[Stored entries]
----

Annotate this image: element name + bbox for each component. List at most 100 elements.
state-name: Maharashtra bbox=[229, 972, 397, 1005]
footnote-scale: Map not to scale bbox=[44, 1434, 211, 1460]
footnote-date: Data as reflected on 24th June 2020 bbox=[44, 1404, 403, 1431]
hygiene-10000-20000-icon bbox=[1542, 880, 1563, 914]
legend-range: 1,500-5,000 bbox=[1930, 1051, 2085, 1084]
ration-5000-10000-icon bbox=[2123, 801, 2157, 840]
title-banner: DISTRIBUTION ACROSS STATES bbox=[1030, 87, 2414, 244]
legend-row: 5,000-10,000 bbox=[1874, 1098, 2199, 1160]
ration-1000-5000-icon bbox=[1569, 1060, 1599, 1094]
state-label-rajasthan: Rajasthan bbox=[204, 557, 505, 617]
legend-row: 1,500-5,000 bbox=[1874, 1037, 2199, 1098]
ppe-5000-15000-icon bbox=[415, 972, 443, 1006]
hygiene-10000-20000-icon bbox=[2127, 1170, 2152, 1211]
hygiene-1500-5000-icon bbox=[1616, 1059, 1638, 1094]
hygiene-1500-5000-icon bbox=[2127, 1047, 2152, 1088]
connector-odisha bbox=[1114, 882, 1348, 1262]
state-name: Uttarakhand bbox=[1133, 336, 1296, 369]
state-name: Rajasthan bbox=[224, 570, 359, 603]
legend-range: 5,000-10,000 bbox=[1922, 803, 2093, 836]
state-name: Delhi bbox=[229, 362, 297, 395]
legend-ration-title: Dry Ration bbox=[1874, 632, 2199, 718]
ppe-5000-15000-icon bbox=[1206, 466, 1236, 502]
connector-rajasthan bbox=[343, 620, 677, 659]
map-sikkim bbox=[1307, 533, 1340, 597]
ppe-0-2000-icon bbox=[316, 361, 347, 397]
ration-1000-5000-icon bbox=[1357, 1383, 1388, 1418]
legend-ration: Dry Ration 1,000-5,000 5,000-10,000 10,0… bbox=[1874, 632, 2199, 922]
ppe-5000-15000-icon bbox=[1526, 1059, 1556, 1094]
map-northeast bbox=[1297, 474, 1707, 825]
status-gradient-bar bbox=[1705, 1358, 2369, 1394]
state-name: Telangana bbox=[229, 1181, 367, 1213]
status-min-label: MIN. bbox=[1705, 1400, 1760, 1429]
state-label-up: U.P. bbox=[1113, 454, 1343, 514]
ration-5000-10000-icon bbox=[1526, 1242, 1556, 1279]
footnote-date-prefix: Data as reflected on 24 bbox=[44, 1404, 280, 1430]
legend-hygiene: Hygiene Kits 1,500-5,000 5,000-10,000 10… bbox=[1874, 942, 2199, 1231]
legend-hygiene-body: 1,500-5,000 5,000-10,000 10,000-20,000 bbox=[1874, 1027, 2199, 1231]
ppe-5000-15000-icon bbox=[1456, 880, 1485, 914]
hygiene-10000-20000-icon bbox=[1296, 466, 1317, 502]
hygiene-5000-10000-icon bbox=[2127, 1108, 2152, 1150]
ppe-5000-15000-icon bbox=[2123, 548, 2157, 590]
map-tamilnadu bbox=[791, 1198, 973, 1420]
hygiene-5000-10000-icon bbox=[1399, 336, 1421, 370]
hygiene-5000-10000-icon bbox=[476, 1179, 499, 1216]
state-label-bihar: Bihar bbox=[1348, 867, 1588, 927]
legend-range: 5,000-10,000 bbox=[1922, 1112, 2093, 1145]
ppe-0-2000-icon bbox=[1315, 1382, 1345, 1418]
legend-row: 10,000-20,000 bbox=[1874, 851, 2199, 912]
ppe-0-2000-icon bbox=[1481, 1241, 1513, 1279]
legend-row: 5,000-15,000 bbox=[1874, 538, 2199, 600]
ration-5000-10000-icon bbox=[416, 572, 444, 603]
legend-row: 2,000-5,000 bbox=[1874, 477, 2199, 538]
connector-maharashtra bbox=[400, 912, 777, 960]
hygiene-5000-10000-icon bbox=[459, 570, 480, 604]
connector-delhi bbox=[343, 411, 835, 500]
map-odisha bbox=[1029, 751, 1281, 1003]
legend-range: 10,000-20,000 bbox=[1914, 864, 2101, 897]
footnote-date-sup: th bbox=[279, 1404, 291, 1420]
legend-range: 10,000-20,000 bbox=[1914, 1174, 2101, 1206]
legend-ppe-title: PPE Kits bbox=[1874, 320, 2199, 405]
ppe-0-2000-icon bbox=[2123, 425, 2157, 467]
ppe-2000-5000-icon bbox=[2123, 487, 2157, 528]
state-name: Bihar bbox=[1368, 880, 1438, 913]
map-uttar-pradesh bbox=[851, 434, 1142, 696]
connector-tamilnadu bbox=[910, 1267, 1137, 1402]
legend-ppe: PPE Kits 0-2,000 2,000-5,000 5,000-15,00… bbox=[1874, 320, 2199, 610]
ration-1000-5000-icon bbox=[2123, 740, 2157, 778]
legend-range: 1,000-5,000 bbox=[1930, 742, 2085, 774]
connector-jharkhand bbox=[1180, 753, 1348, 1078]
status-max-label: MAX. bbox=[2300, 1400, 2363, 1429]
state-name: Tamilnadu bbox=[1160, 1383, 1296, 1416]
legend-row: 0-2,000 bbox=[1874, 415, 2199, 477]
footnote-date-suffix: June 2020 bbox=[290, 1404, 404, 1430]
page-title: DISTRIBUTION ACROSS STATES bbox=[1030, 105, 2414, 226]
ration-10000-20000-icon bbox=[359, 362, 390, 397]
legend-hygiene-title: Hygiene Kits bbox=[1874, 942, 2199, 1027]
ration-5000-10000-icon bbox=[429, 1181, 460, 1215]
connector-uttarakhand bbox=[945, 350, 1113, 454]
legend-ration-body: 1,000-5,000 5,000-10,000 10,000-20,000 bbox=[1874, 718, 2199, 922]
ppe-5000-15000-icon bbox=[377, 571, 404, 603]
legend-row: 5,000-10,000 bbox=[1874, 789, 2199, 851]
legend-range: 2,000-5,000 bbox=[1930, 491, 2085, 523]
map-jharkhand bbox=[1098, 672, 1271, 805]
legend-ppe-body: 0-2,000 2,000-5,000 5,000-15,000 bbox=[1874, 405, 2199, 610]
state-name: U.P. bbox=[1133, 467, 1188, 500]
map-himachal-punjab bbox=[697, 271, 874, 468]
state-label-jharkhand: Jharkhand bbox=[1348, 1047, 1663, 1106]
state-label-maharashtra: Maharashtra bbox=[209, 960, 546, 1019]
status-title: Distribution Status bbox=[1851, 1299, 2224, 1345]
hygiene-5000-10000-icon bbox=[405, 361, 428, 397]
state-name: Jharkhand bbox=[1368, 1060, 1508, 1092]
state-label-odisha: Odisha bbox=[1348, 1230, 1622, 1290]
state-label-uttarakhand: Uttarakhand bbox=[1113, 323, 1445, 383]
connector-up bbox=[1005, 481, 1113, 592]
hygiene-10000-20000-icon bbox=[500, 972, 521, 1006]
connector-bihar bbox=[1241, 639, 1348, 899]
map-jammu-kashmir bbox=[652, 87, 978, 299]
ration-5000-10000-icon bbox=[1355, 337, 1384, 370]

----

## WHAT YOU NEED TO DO
Set down every line of the material above verbatim, with nothing altered, added, or left out.

## RESULT OF THE TASK
Annotate this image: element name + bbox for each component. List at most 100 elements.
state-name: Maharashtra bbox=[229, 972, 397, 1005]
footnote-scale: Map not to scale bbox=[44, 1434, 211, 1460]
footnote-date: Data as reflected on 24th June 2020 bbox=[44, 1404, 403, 1431]
hygiene-10000-20000-icon bbox=[1542, 880, 1563, 914]
legend-range: 1,500-5,000 bbox=[1930, 1051, 2085, 1084]
ration-5000-10000-icon bbox=[2123, 801, 2157, 840]
title-banner: DISTRIBUTION ACROSS STATES bbox=[1030, 87, 2414, 244]
legend-row: 5,000-10,000 bbox=[1874, 1098, 2199, 1160]
ration-1000-5000-icon bbox=[1569, 1060, 1599, 1094]
state-label-rajasthan: Rajasthan bbox=[204, 557, 505, 617]
legend-row: 1,500-5,000 bbox=[1874, 1037, 2199, 1098]
ppe-5000-15000-icon bbox=[415, 972, 443, 1006]
hygiene-10000-20000-icon bbox=[2127, 1170, 2152, 1211]
hygiene-1500-5000-icon bbox=[1616, 1059, 1638, 1094]
hygiene-1500-5000-icon bbox=[2127, 1047, 2152, 1088]
connector-odisha bbox=[1114, 882, 1348, 1262]
state-name: Uttarakhand bbox=[1133, 336, 1296, 369]
state-name: Rajasthan bbox=[224, 570, 359, 603]
legend-range: 5,000-10,000 bbox=[1922, 803, 2093, 836]
state-name: Delhi bbox=[229, 362, 297, 395]
legend-ration-title: Dry Ration bbox=[1874, 632, 2199, 718]
ppe-5000-15000-icon bbox=[1206, 466, 1236, 502]
connector-rajasthan bbox=[343, 620, 677, 659]
map-sikkim bbox=[1307, 533, 1340, 597]
ppe-0-2000-icon bbox=[316, 361, 347, 397]
ration-1000-5000-icon bbox=[1357, 1383, 1388, 1418]
legend-ration: Dry Ration 1,000-5,000 5,000-10,000 10,0… bbox=[1874, 632, 2199, 922]
ppe-5000-15000-icon bbox=[1526, 1059, 1556, 1094]
map-northeast bbox=[1297, 474, 1707, 825]
status-gradient-bar bbox=[1705, 1358, 2369, 1394]
state-name: Telangana bbox=[229, 1181, 367, 1213]
status-min-label: MIN. bbox=[1705, 1400, 1760, 1429]
state-label-up: U.P. bbox=[1113, 454, 1343, 514]
ration-5000-10000-icon bbox=[1526, 1242, 1556, 1279]
footnote-date-prefix: Data as reflected on 24 bbox=[44, 1404, 280, 1430]
legend-hygiene: Hygiene Kits 1,500-5,000 5,000-10,000 10… bbox=[1874, 942, 2199, 1231]
legend-hygiene-body: 1,500-5,000 5,000-10,000 10,000-20,000 bbox=[1874, 1027, 2199, 1231]
ppe-5000-15000-icon bbox=[1456, 880, 1485, 914]
hygiene-10000-20000-icon bbox=[1296, 466, 1317, 502]
hygiene-5000-10000-icon bbox=[2127, 1108, 2152, 1150]
ppe-5000-15000-icon bbox=[2123, 548, 2157, 590]
map-tamilnadu bbox=[791, 1198, 973, 1420]
hygiene-5000-10000-icon bbox=[1399, 336, 1421, 370]
hygiene-5000-10000-icon bbox=[476, 1179, 499, 1216]
state-label-bihar: Bihar bbox=[1348, 867, 1588, 927]
legend-range: 5,000-10,000 bbox=[1922, 1112, 2093, 1145]
ppe-0-2000-icon bbox=[1315, 1382, 1345, 1418]
legend-row: 10,000-20,000 bbox=[1874, 851, 2199, 912]
ppe-0-2000-icon bbox=[1481, 1241, 1513, 1279]
legend-row: 5,000-15,000 bbox=[1874, 538, 2199, 600]
ration-5000-10000-icon bbox=[416, 572, 444, 603]
legend-row: 2,000-5,000 bbox=[1874, 477, 2199, 538]
connector-maharashtra bbox=[400, 912, 777, 960]
hygiene-5000-10000-icon bbox=[459, 570, 480, 604]
connector-delhi bbox=[343, 411, 835, 500]
map-odisha bbox=[1029, 751, 1281, 1003]
legend-range: 10,000-20,000 bbox=[1914, 864, 2101, 897]
footnote-date-sup: th bbox=[279, 1404, 291, 1420]
legend-range: 10,000-20,000 bbox=[1914, 1174, 2101, 1206]
legend-ppe-title: PPE Kits bbox=[1874, 320, 2199, 405]
ppe-0-2000-icon bbox=[2123, 425, 2157, 467]
ppe-2000-5000-icon bbox=[2123, 487, 2157, 528]
state-name: Bihar bbox=[1368, 880, 1438, 913]
map-uttar-pradesh bbox=[851, 434, 1142, 696]
connector-tamilnadu bbox=[910, 1267, 1137, 1402]
legend-ppe: PPE Kits 0-2,000 2,000-5,000 5,000-15,00… bbox=[1874, 320, 2199, 610]
ration-1000-5000-icon bbox=[2123, 740, 2157, 778]
legend-range: 1,000-5,000 bbox=[1930, 742, 2085, 774]
connector-jharkhand bbox=[1180, 753, 1348, 1078]
status-max-label: MAX. bbox=[2300, 1400, 2363, 1429]
state-name: Tamilnadu bbox=[1160, 1383, 1296, 1416]
legend-row: 0-2,000 bbox=[1874, 415, 2199, 477]
footnote-date-suffix: June 2020 bbox=[290, 1404, 404, 1430]
page-title: DISTRIBUTION ACROSS STATES bbox=[1030, 105, 2414, 226]
ration-10000-20000-icon bbox=[359, 362, 390, 397]
legend-hygiene-title: Hygiene Kits bbox=[1874, 942, 2199, 1027]
ration-5000-10000-icon bbox=[429, 1181, 460, 1215]
connector-uttarakhand bbox=[945, 350, 1113, 454]
legend-ration-body: 1,000-5,000 5,000-10,000 10,000-20,000 bbox=[1874, 718, 2199, 922]
ppe-5000-15000-icon bbox=[377, 571, 404, 603]
legend-row: 5,000-10,000 bbox=[1874, 789, 2199, 851]
legend-range: 2,000-5,000 bbox=[1930, 491, 2085, 523]
map-jharkhand bbox=[1098, 672, 1271, 805]
legend-ppe-body: 0-2,000 2,000-5,000 5,000-15,000 bbox=[1874, 405, 2199, 610]
state-name: U.P. bbox=[1133, 467, 1188, 500]
map-himachal-punjab bbox=[697, 271, 874, 468]
state-label-jharkhand: Jharkhand bbox=[1348, 1047, 1663, 1106]
state-label-maharashtra: Maharashtra bbox=[209, 960, 546, 1019]
status-title: Distribution Status bbox=[1851, 1299, 2224, 1345]
hygiene-5000-10000-icon bbox=[405, 361, 428, 397]
state-name: Jharkhand bbox=[1368, 1060, 1508, 1092]
state-label-odisha: Odisha bbox=[1348, 1230, 1622, 1290]
state-label-uttarakhand: Uttarakhand bbox=[1113, 323, 1445, 383]
connector-up bbox=[1005, 481, 1113, 592]
hygiene-10000-20000-icon bbox=[500, 972, 521, 1006]
connector-bihar bbox=[1241, 639, 1348, 899]
map-jammu-kashmir bbox=[652, 87, 978, 299]
ration-5000-10000-icon bbox=[1355, 337, 1384, 370]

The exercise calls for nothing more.